→ Do this
Update the entries below, changing each "x-tick-label" to "x-axis-label". Leave everything else unchanged.
##### Record set #####
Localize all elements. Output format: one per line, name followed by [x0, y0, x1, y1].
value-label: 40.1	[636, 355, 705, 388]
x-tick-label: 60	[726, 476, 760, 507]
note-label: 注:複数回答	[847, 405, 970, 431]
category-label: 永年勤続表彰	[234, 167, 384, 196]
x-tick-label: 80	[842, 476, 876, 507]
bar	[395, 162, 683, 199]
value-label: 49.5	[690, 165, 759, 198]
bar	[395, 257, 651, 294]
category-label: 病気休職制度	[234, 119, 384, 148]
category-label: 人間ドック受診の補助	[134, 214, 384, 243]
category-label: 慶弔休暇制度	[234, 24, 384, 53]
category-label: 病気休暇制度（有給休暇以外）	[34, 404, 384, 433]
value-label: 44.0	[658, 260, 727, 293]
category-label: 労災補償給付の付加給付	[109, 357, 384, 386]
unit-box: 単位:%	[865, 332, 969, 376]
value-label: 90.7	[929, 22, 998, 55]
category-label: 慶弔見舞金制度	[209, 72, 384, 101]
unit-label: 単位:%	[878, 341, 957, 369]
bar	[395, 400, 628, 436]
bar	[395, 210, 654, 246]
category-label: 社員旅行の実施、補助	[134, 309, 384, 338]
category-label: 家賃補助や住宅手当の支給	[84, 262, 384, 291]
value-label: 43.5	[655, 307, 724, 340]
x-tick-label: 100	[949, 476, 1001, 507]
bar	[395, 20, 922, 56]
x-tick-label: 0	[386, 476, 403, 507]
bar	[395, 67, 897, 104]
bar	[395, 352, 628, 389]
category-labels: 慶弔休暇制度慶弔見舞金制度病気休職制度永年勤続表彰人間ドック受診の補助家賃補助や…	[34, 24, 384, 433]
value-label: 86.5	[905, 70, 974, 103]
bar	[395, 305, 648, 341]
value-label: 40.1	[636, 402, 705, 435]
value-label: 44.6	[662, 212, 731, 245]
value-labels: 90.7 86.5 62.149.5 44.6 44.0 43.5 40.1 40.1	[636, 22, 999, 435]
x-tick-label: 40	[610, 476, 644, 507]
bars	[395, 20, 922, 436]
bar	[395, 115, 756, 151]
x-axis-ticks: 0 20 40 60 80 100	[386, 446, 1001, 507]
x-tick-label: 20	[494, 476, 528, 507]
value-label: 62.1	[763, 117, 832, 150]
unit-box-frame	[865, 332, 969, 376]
#####
→ Correct result
Localize all elements. Output format: one per line, name followed by [x0, y0, x1, y1].
value-label: 40.1	[636, 355, 705, 388]
x-axis-label: 60	[726, 476, 760, 507]
note-label: 注:複数回答	[847, 405, 970, 431]
category-label: 永年勤続表彰	[234, 167, 384, 196]
x-axis-label: 80	[842, 476, 876, 507]
bar	[395, 162, 683, 199]
value-label: 49.5	[690, 165, 759, 198]
bar	[395, 257, 651, 294]
category-label: 病気休職制度	[234, 119, 384, 148]
category-label: 人間ドック受診の補助	[134, 214, 384, 243]
category-label: 慶弔休暇制度	[234, 24, 384, 53]
category-label: 病気休暇制度（有給休暇以外）	[34, 404, 384, 433]
value-label: 44.0	[658, 260, 727, 293]
category-label: 労災補償給付の付加給付	[109, 357, 384, 386]
unit-box: 単位:%	[865, 332, 969, 376]
value-label: 90.7	[929, 22, 998, 55]
category-label: 慶弔見舞金制度	[209, 72, 384, 101]
unit-label: 単位:%	[878, 341, 957, 369]
bar	[395, 400, 628, 436]
bar	[395, 210, 654, 246]
category-label: 社員旅行の実施、補助	[134, 309, 384, 338]
category-label: 家賃補助や住宅手当の支給	[84, 262, 384, 291]
value-label: 43.5	[655, 307, 724, 340]
x-axis-label: 100	[949, 476, 1001, 507]
bar	[395, 20, 922, 56]
x-axis-label: 0	[386, 476, 403, 507]
bar	[395, 67, 897, 104]
bar	[395, 352, 628, 389]
category-labels: 慶弔休暇制度慶弔見舞金制度病気休職制度永年勤続表彰人間ドック受診の補助家賃補助や…	[34, 24, 384, 433]
value-label: 86.5	[905, 70, 974, 103]
bar	[395, 305, 648, 341]
value-label: 40.1	[636, 402, 705, 435]
value-label: 44.6	[662, 212, 731, 245]
value-labels: 90.7 86.5 62.149.5 44.6 44.0 43.5 40.1 40.1	[636, 22, 999, 435]
x-axis-label: 40	[610, 476, 644, 507]
bars	[395, 20, 922, 436]
bar	[395, 115, 756, 151]
x-axis-ticks: 0 20 40 60 80 100	[386, 446, 1001, 507]
x-axis-label: 20	[494, 476, 528, 507]
value-label: 62.1	[763, 117, 832, 150]
unit-box-frame	[865, 332, 969, 376]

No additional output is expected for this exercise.